DATA SHOWN —
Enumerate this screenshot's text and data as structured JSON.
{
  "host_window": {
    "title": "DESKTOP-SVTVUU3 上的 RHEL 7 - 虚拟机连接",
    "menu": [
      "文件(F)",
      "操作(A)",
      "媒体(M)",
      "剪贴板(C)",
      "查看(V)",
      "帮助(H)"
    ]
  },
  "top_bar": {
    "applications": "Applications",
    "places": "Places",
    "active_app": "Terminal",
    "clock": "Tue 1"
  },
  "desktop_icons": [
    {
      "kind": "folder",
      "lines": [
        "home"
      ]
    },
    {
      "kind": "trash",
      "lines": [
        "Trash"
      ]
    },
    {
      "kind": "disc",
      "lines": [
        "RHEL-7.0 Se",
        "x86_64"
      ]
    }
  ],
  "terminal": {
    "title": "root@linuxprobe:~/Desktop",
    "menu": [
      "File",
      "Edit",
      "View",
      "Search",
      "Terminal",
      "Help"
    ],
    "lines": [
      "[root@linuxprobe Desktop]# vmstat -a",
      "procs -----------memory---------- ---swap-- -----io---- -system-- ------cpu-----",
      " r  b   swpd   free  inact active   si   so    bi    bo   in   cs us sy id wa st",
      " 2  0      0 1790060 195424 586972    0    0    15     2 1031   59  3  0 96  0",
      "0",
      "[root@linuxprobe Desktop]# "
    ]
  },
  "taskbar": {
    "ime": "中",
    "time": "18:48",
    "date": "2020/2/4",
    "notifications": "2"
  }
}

GOAL — Reproduce the material exactly, with every line intact.

PROBLEM SOLUTION —
Enumerate this screenshot's text and data as structured JSON.
{
  "host_window": {
    "title": "DESKTOP-SVTVUU3 上的 RHEL 7 - 虚拟机连接",
    "menu": [
      "文件(F)",
      "操作(A)",
      "媒体(M)",
      "剪贴板(C)",
      "查看(V)",
      "帮助(H)"
    ]
  },
  "top_bar": {
    "applications": "Applications",
    "places": "Places",
    "active_app": "Terminal",
    "clock": "Tue 1"
  },
  "desktop_icons": [
    {
      "kind": "folder",
      "lines": [
        "home"
      ]
    },
    {
      "kind": "trash",
      "lines": [
        "Trash"
      ]
    },
    {
      "kind": "disc",
      "lines": [
        "RHEL-7.0 Se",
        "x86_64"
      ]
    }
  ],
  "terminal": {
    "title": "root@linuxprobe:~/Desktop",
    "menu": [
      "File",
      "Edit",
      "View",
      "Search",
      "Terminal",
      "Help"
    ],
    "lines": [
      "[root@linuxprobe Desktop]# vmstat -a",
      "procs -----------memory---------- ---swap-- -----io---- -system-- ------cpu-----",
      " r  b   swpd   free  inact active   si   so    bi    bo   in   cs us sy id wa st",
      " 2  0      0 1790060 195424 586972    0    0    15     2 1031   59  3  0 96  0",
      "0",
      "[root@linuxprobe Desktop]# "
    ]
  },
  "taskbar": {
    "ime": "中",
    "time": "18:48",
    "date": "2020/2/4",
    "notifications": "2"
  }
}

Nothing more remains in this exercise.